(Entries with figure data)
□ □ □
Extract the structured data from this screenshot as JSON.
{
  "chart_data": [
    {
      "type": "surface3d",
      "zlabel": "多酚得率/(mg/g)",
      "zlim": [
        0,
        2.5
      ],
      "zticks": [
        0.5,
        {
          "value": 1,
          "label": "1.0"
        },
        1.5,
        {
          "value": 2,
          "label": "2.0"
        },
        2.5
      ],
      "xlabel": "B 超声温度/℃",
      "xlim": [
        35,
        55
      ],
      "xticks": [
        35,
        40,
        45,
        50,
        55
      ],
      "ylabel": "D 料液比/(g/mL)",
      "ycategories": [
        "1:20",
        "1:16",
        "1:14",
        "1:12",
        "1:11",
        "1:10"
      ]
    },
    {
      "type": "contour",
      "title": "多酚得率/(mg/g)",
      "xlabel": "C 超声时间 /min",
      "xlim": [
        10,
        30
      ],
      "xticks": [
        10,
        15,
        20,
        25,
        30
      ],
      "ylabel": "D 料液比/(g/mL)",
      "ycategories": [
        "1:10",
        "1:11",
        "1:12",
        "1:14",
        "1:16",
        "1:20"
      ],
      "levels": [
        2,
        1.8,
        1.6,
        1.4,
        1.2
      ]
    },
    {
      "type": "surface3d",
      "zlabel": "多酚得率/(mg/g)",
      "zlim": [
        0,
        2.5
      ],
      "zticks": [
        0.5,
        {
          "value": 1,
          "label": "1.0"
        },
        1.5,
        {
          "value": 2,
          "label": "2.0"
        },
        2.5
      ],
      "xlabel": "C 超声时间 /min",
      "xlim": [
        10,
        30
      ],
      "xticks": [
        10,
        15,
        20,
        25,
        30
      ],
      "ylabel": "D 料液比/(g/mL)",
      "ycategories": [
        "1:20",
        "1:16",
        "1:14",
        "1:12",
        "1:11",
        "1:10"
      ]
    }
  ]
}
□ □ □
Transcribe the whole listing with nothing added or left out.

Extract the structured data from this screenshot as JSON.
{
  "chart_data": [
    {
      "type": "surface3d",
      "zlabel": "多酚得率/(mg/g)",
      "zlim": [
        0,
        2.5
      ],
      "zticks": [
        0.5,
        {
          "value": 1,
          "label": "1.0"
        },
        1.5,
        {
          "value": 2,
          "label": "2.0"
        },
        2.5
      ],
      "xlabel": "B 超声温度/℃",
      "xlim": [
        35,
        55
      ],
      "xticks": [
        35,
        40,
        45,
        50,
        55
      ],
      "ylabel": "D 料液比/(g/mL)",
      "ycategories": [
        "1:20",
        "1:16",
        "1:14",
        "1:12",
        "1:11",
        "1:10"
      ]
    },
    {
      "type": "contour",
      "title": "多酚得率/(mg/g)",
      "xlabel": "C 超声时间 /min",
      "xlim": [
        10,
        30
      ],
      "xticks": [
        10,
        15,
        20,
        25,
        30
      ],
      "ylabel": "D 料液比/(g/mL)",
      "ycategories": [
        "1:10",
        "1:11",
        "1:12",
        "1:14",
        "1:16",
        "1:20"
      ],
      "levels": [
        2,
        1.8,
        1.6,
        1.4,
        1.2
      ]
    },
    {
      "type": "surface3d",
      "zlabel": "多酚得率/(mg/g)",
      "zlim": [
        0,
        2.5
      ],
      "zticks": [
        0.5,
        {
          "value": 1,
          "label": "1.0"
        },
        1.5,
        {
          "value": 2,
          "label": "2.0"
        },
        2.5
      ],
      "xlabel": "C 超声时间 /min",
      "xlim": [
        10,
        30
      ],
      "xticks": [
        10,
        15,
        20,
        25,
        30
      ],
      "ylabel": "D 料液比/(g/mL)",
      "ycategories": [
        "1:20",
        "1:16",
        "1:14",
        "1:12",
        "1:11",
        "1:10"
      ]
    }
  ]
}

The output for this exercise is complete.